____ Supplied entries

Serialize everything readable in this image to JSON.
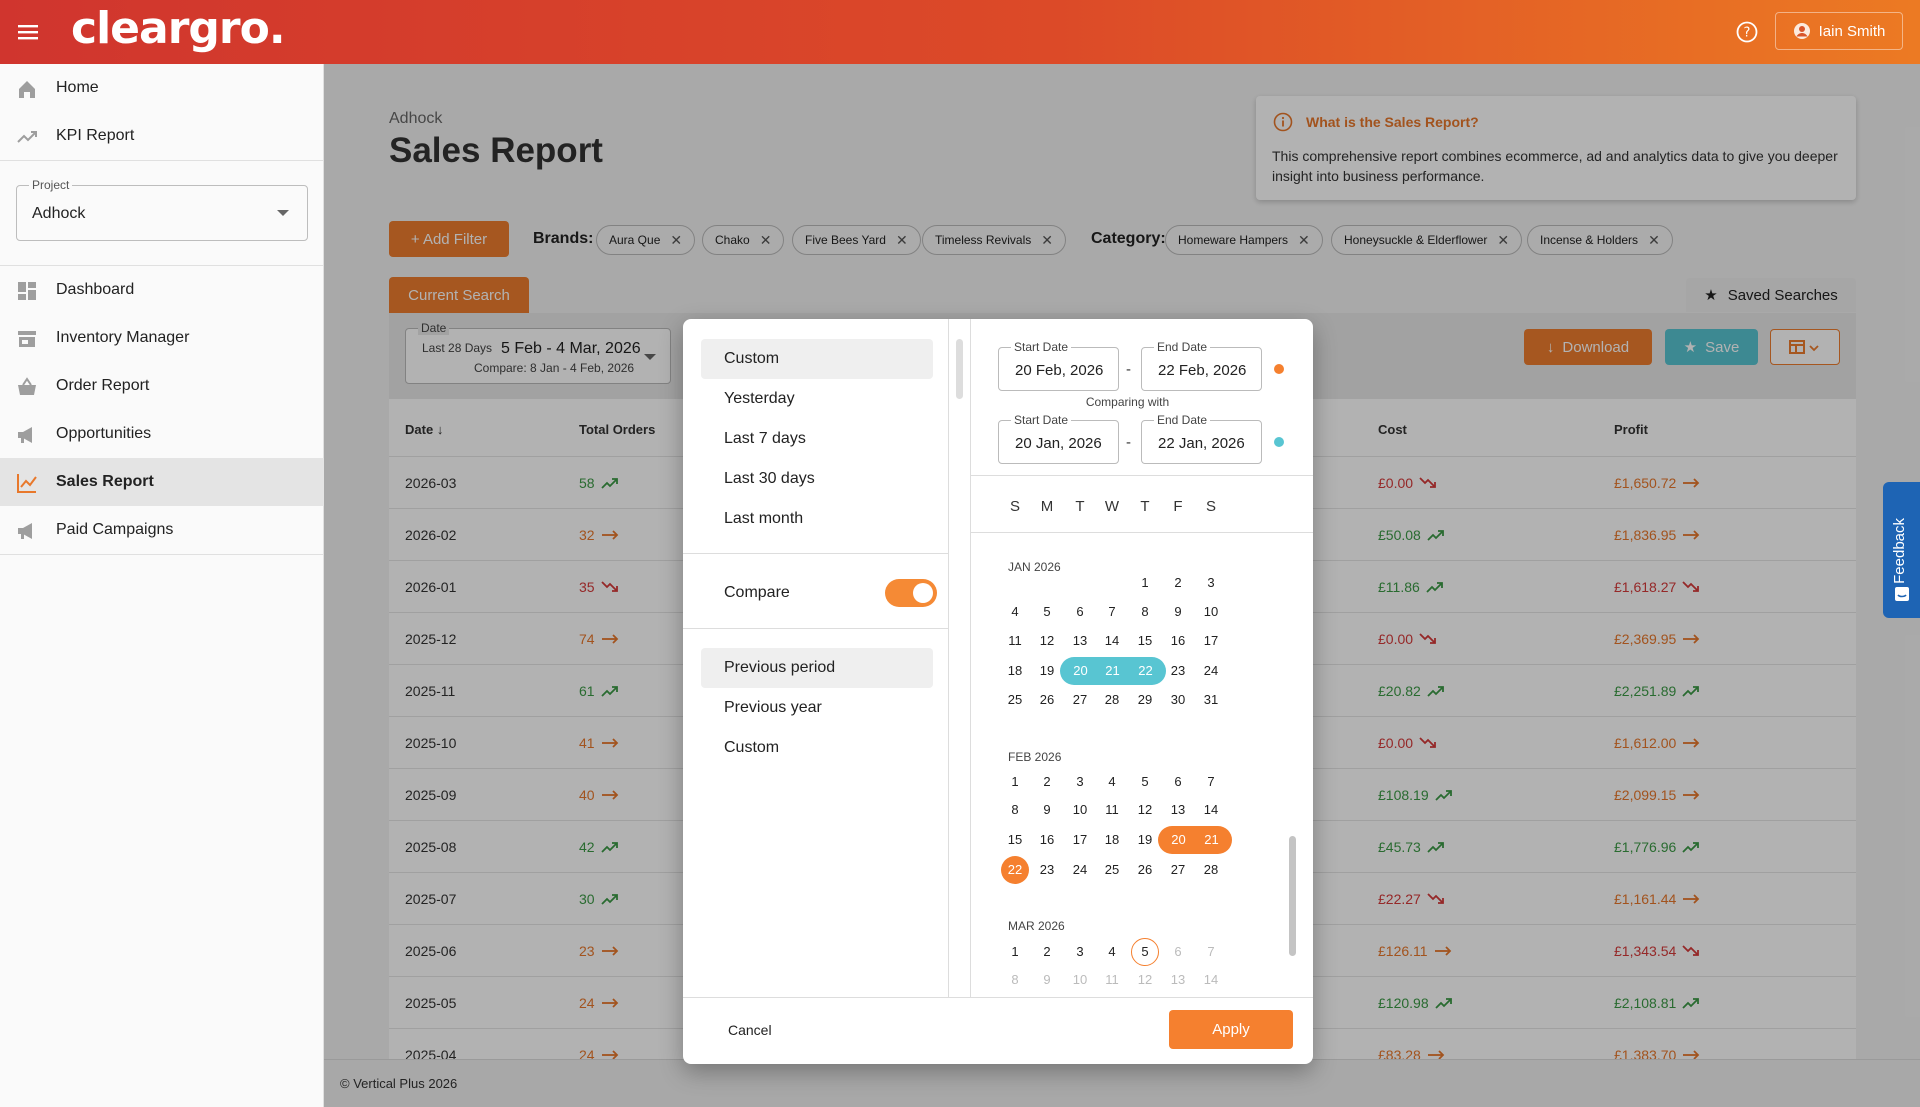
{
  "header": {
    "logo": "cleargro.",
    "user_name": "Iain Smith"
  },
  "sidebar": {
    "items_top": [
      {
        "label": "Home",
        "icon": "home-icon"
      },
      {
        "label": "KPI Report",
        "icon": "trending-up-icon"
      }
    ],
    "project": {
      "legend": "Project",
      "value": "Adhock"
    },
    "items": [
      {
        "label": "Dashboard",
        "icon": "dashboard-icon"
      },
      {
        "label": "Inventory Manager",
        "icon": "store-icon"
      },
      {
        "label": "Order Report",
        "icon": "basket-icon"
      },
      {
        "label": "Opportunities",
        "icon": "megaphone-icon"
      },
      {
        "label": "Sales Report",
        "icon": "chart-line-icon",
        "active": true
      },
      {
        "label": "Paid Campaigns",
        "icon": "megaphone-icon"
      }
    ]
  },
  "page": {
    "breadcrumb": "Adhock",
    "title": "Sales Report"
  },
  "info": {
    "title": "What is the Sales Report?",
    "text": "This comprehensive report combines ecommerce, ad and analytics data to give you deeper insight into business performance."
  },
  "filters": {
    "add_filter": "+ Add Filter",
    "brands_label": "Brands:",
    "brands": [
      "Aura Que",
      "Chako",
      "Five Bees Yard",
      "Timeless Revivals"
    ],
    "category_label": "Category:",
    "categories": [
      "Homeware Hampers",
      "Honeysuckle & Elderflower",
      "Incense & Holders"
    ]
  },
  "tabs": {
    "current": "Current Search",
    "saved": "Saved Searches"
  },
  "date_select": {
    "legend": "Date",
    "preset": "Last 28 Days",
    "range": "5 Feb - 4 Mar, 2026",
    "compare": "Compare: 8 Jan - 4 Feb, 2026"
  },
  "actions": {
    "download": "Download",
    "save": "Save"
  },
  "table": {
    "headers": {
      "date": "Date",
      "orders": "Total Orders",
      "cost": "Cost",
      "profit": "Profit"
    },
    "rows": [
      {
        "date": "2026-03",
        "orders": "58",
        "orders_trend": "up",
        "cost": "£0.00",
        "cost_trend": "down",
        "profit": "£1,650.72",
        "profit_trend": "flat"
      },
      {
        "date": "2026-02",
        "orders": "32",
        "orders_trend": "flat",
        "cost": "£50.08",
        "cost_trend": "up",
        "profit": "£1,836.95",
        "profit_trend": "flat"
      },
      {
        "date": "2026-01",
        "orders": "35",
        "orders_trend": "down",
        "cost": "£11.86",
        "cost_trend": "up",
        "profit": "£1,618.27",
        "profit_trend": "down"
      },
      {
        "date": "2025-12",
        "orders": "74",
        "orders_trend": "flat",
        "cost": "£0.00",
        "cost_trend": "down",
        "profit": "£2,369.95",
        "profit_trend": "flat"
      },
      {
        "date": "2025-11",
        "orders": "61",
        "orders_trend": "up",
        "cost": "£20.82",
        "cost_trend": "up",
        "profit": "£2,251.89",
        "profit_trend": "up"
      },
      {
        "date": "2025-10",
        "orders": "41",
        "orders_trend": "flat",
        "cost": "£0.00",
        "cost_trend": "down",
        "profit": "£1,612.00",
        "profit_trend": "flat"
      },
      {
        "date": "2025-09",
        "orders": "40",
        "orders_trend": "flat",
        "cost": "£108.19",
        "cost_trend": "up",
        "profit": "£2,099.15",
        "profit_trend": "flat"
      },
      {
        "date": "2025-08",
        "orders": "42",
        "orders_trend": "up",
        "cost": "£45.73",
        "cost_trend": "up",
        "profit": "£1,776.96",
        "profit_trend": "up"
      },
      {
        "date": "2025-07",
        "orders": "30",
        "orders_trend": "up",
        "cost": "£22.27",
        "cost_trend": "down",
        "profit": "£1,161.44",
        "profit_trend": "flat"
      },
      {
        "date": "2025-06",
        "orders": "23",
        "orders_trend": "flat",
        "cost": "£126.11",
        "cost_trend": "flat",
        "profit": "£1,343.54",
        "profit_trend": "down"
      },
      {
        "date": "2025-05",
        "orders": "24",
        "orders_trend": "flat",
        "cost": "£120.98",
        "cost_trend": "up",
        "profit": "£2,108.81",
        "profit_trend": "up"
      },
      {
        "date": "2025-04",
        "orders": "24",
        "orders_trend": "flat",
        "cost": "£83.28",
        "cost_trend": "flat",
        "profit": "£1,383.70",
        "profit_trend": "flat"
      }
    ]
  },
  "footer": "© Vertical Plus 2026",
  "feedback": "Feedback",
  "colors": {
    "up": "#3c9a46",
    "down": "#d63a3a",
    "flat": "#e8782b",
    "teal": "#58c5d2",
    "orange": "#f5802f"
  },
  "modal": {
    "presets": [
      "Custom",
      "Yesterday",
      "Last 7 days",
      "Last 30 days",
      "Last month"
    ],
    "compare_label": "Compare",
    "compare_on": true,
    "compare_options": [
      "Previous period",
      "Previous year",
      "Custom"
    ],
    "start_label": "Start Date",
    "end_label": "End Date",
    "start": "20 Feb, 2026",
    "end": "22 Feb, 2026",
    "comparing_with": "Comparing with",
    "cmp_start": "20 Jan, 2026",
    "cmp_end": "22 Jan, 2026",
    "dash": "-",
    "weekdays": [
      "S",
      "M",
      "T",
      "W",
      "T",
      "F",
      "S"
    ],
    "months": [
      {
        "label": "JAN 2026",
        "first_dow": 4,
        "days": 31
      },
      {
        "label": "FEB 2026",
        "first_dow": 0,
        "days": 28
      },
      {
        "label": "MAR 2026",
        "first_dow": 0,
        "days_shown": 14,
        "enabled_through": 5
      }
    ],
    "compare_range": {
      "month": 0,
      "from": 20,
      "to": 22
    },
    "selected_range": {
      "month": 1,
      "from": 20,
      "to": 22
    },
    "today": {
      "month": 2,
      "day": 5
    },
    "cancel": "Cancel",
    "apply": "Apply"
  }
}
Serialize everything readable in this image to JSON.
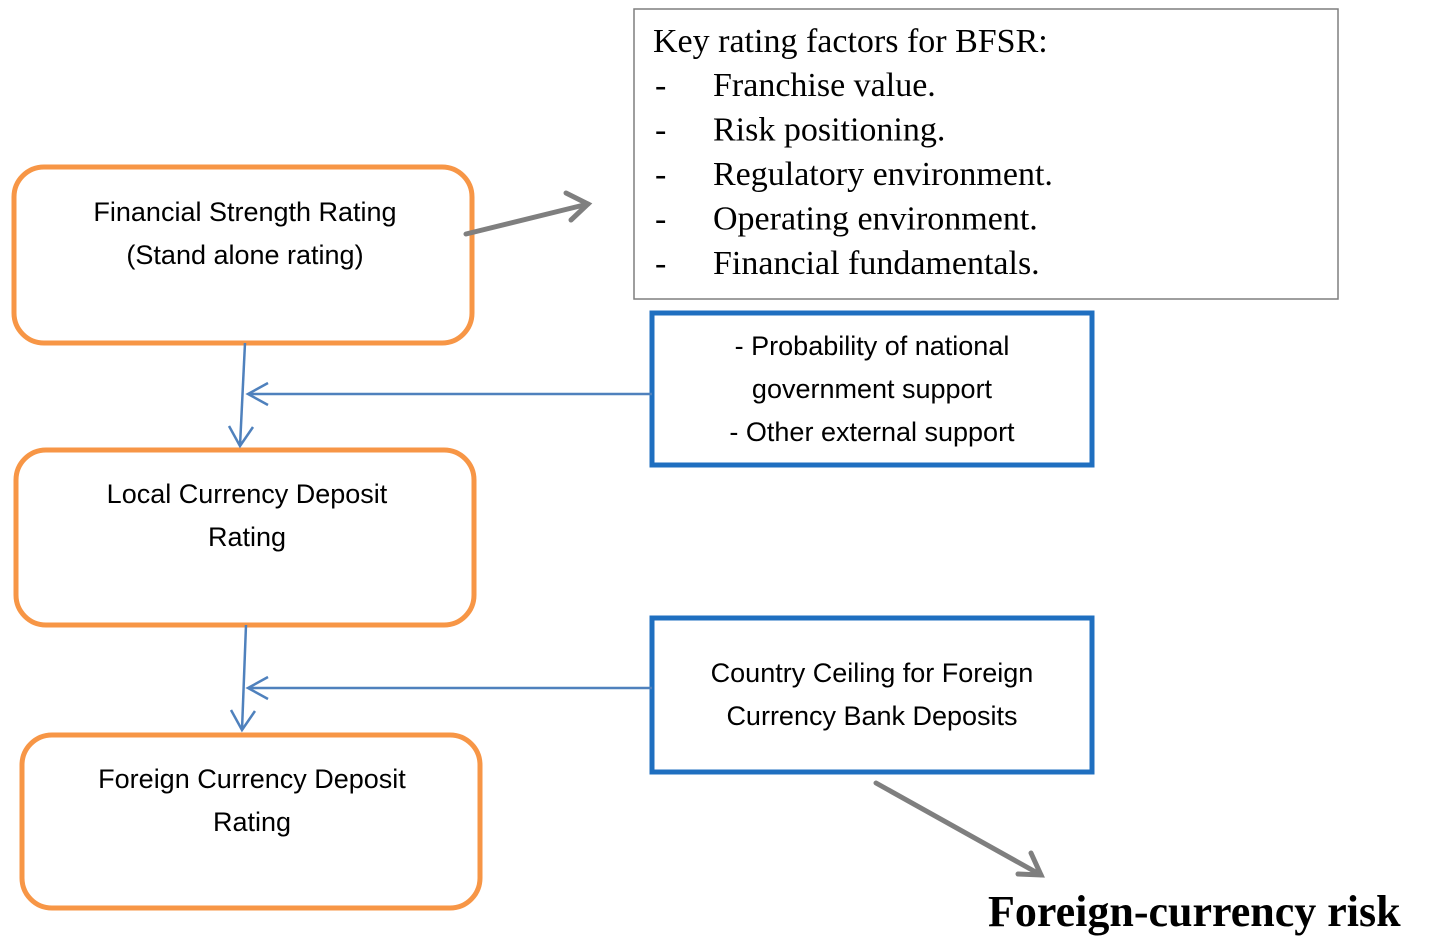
{
  "nodes": [
    {
      "lines": [
        "Financial Strength Rating",
        "(Stand alone rating)"
      ]
    },
    {
      "lines": [
        "Local Currency Deposit",
        "Rating"
      ]
    },
    {
      "lines": [
        "Foreign Currency Deposit",
        "Rating"
      ]
    }
  ],
  "factors": {
    "title": "Key rating factors for BFSR:",
    "bullet": "-",
    "items": [
      "Franchise value.",
      "Risk positioning.",
      "Regulatory environment.",
      "Operating environment.",
      "Financial fundamentals."
    ]
  },
  "inputs": [
    {
      "lines": [
        "- Probability of national",
        "government support",
        "- Other external support"
      ]
    },
    {
      "lines": [
        "Country Ceiling for Foreign",
        "Currency Bank Deposits"
      ]
    }
  ],
  "risk_label": "Foreign-currency risk"
}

________

- **What you have to do**: Pictures are not part of the copy; output everything else in the records exactly.

- **Answer to this exercise**:
Serialize everything readable in this image to JSON.
{
  "header": {
    "logo": "cleargro.",
    "user_name": "Iain Smith"
  },
  "sidebar": {
    "items_top": [
      {
        "label": "Home",
        "icon": "home-icon"
      },
      {
        "label": "KPI Report",
        "icon": "trending-up-icon"
      }
    ],
    "project": {
      "legend": "Project",
      "value": "Adhock"
    },
    "items": [
      {
        "label": "Dashboard",
        "icon": "dashboard-icon"
      },
      {
        "label": "Inventory Manager",
        "icon": "store-icon"
      },
      {
        "label": "Order Report",
        "icon": "basket-icon"
      },
      {
        "label": "Opportunities",
        "icon": "megaphone-icon"
      },
      {
        "label": "Sales Report",
        "icon": "chart-line-icon",
        "active": true
      },
      {
        "label": "Paid Campaigns",
        "icon": "megaphone-icon"
      }
    ]
  },
  "page": {
    "breadcrumb": "Adhock",
    "title": "Sales Report"
  },
  "info": {
    "title": "What is the Sales Report?",
    "text": "This comprehensive report combines ecommerce, ad and analytics data to give you deeper insight into business performance."
  },
  "filters": {
    "add_filter": "+ Add Filter",
    "brands_label": "Brands:",
    "brands": [
      "Aura Que",
      "Chako",
      "Five Bees Yard",
      "Timeless Revivals"
    ],
    "category_label": "Category:",
    "categories": [
      "Homeware Hampers",
      "Honeysuckle & Elderflower",
      "Incense & Holders"
    ]
  },
  "tabs": {
    "current": "Current Search",
    "saved": "Saved Searches"
  },
  "date_select": {
    "legend": "Date",
    "preset": "Last 28 Days",
    "range": "5 Feb - 4 Mar, 2026",
    "compare": "Compare: 8 Jan - 4 Feb, 2026"
  },
  "actions": {
    "download": "Download",
    "save": "Save"
  },
  "table": {
    "headers": {
      "date": "Date",
      "orders": "Total Orders",
      "cost": "Cost",
      "profit": "Profit"
    },
    "rows": [
      {
        "date": "2026-03",
        "orders": "58",
        "orders_trend": "up",
        "cost": "£0.00",
        "cost_trend": "down",
        "profit": "£1,650.72",
        "profit_trend": "flat"
      },
      {
        "date": "2026-02",
        "orders": "32",
        "orders_trend": "flat",
        "cost": "£50.08",
        "cost_trend": "up",
        "profit": "£1,836.95",
        "profit_trend": "flat"
      },
      {
        "date": "2026-01",
        "orders": "35",
        "orders_trend": "down",
        "cost": "£11.86",
        "cost_trend": "up",
        "profit": "£1,618.27",
        "profit_trend": "down"
      },
      {
        "date": "2025-12",
        "orders": "74",
        "orders_trend": "flat",
        "cost": "£0.00",
        "cost_trend": "down",
        "profit": "£2,369.95",
        "profit_trend": "flat"
      },
      {
        "date": "2025-11",
        "orders": "61",
        "orders_trend": "up",
        "cost": "£20.82",
        "cost_trend": "up",
        "profit": "£2,251.89",
        "profit_trend": "up"
      },
      {
        "date": "2025-10",
        "orders": "41",
        "orders_trend": "flat",
        "cost": "£0.00",
        "cost_trend": "down",
        "profit": "£1,612.00",
        "profit_trend": "flat"
      },
      {
        "date": "2025-09",
        "orders": "40",
        "orders_trend": "flat",
        "cost": "£108.19",
        "cost_trend": "up",
        "profit": "£2,099.15",
        "profit_trend": "flat"
      },
      {
        "date": "2025-08",
        "orders": "42",
        "orders_trend": "up",
        "cost": "£45.73",
        "cost_trend": "up",
        "profit": "£1,776.96",
        "profit_trend": "up"
      },
      {
        "date": "2025-07",
        "orders": "30",
        "orders_trend": "up",
        "cost": "£22.27",
        "cost_trend": "down",
        "profit": "£1,161.44",
        "profit_trend": "flat"
      },
      {
        "date": "2025-06",
        "orders": "23",
        "orders_trend": "flat",
        "cost": "£126.11",
        "cost_trend": "flat",
        "profit": "£1,343.54",
        "profit_trend": "down"
      },
      {
        "date": "2025-05",
        "orders": "24",
        "orders_trend": "flat",
        "cost": "£120.98",
        "cost_trend": "up",
        "profit": "£2,108.81",
        "profit_trend": "up"
      },
      {
        "date": "2025-04",
        "orders": "24",
        "orders_trend": "flat",
        "cost": "£83.28",
        "cost_trend": "flat",
        "profit": "£1,383.70",
        "profit_trend": "flat"
      }
    ]
  },
  "footer": "© Vertical Plus 2026",
  "feedback": "Feedback",
  "colors": {
    "up": "#3c9a46",
    "down": "#d63a3a",
    "flat": "#e8782b",
    "teal": "#58c5d2",
    "orange": "#f5802f"
  },
  "modal": {
    "presets": [
      "Custom",
      "Yesterday",
      "Last 7 days",
      "Last 30 days",
      "Last month"
    ],
    "compare_label": "Compare",
    "compare_on": true,
    "compare_options": [
      "Previous period",
      "Previous year",
      "Custom"
    ],
    "start_label": "Start Date",
    "end_label": "End Date",
    "start": "20 Feb, 2026",
    "end": "22 Feb, 2026",
    "comparing_with": "Comparing with",
    "cmp_start": "20 Jan, 2026",
    "cmp_end": "22 Jan, 2026",
    "dash": "-",
    "weekdays": [
      "S",
      "M",
      "T",
      "W",
      "T",
      "F",
      "S"
    ],
    "months": [
      {
        "label": "JAN 2026",
        "first_dow": 4,
        "days": 31
      },
      {
        "label": "FEB 2026",
        "first_dow": 0,
        "days": 28
      },
      {
        "label": "MAR 2026",
        "first_dow": 0,
        "days_shown": 14,
        "enabled_through": 5
      }
    ],
    "compare_range": {
      "month": 0,
      "from": 20,
      "to": 22
    },
    "selected_range": {
      "month": 1,
      "from": 20,
      "to": 22
    },
    "today": {
      "month": 2,
      "day": 5
    },
    "cancel": "Cancel",
    "apply": "Apply"
  }
}
Serialize everything readable in this image to JSON.
{
  "nodes": [
    {
      "lines": [
        "Financial Strength Rating",
        "(Stand alone rating)"
      ]
    },
    {
      "lines": [
        "Local Currency Deposit",
        "Rating"
      ]
    },
    {
      "lines": [
        "Foreign Currency Deposit",
        "Rating"
      ]
    }
  ],
  "factors": {
    "title": "Key rating factors for BFSR:",
    "bullet": "-",
    "items": [
      "Franchise value.",
      "Risk positioning.",
      "Regulatory environment.",
      "Operating environment.",
      "Financial fundamentals."
    ]
  },
  "inputs": [
    {
      "lines": [
        "- Probability of national",
        "government support",
        "- Other external support"
      ]
    },
    {
      "lines": [
        "Country Ceiling for Foreign",
        "Currency Bank Deposits"
      ]
    }
  ],
  "risk_label": "Foreign-currency risk"
}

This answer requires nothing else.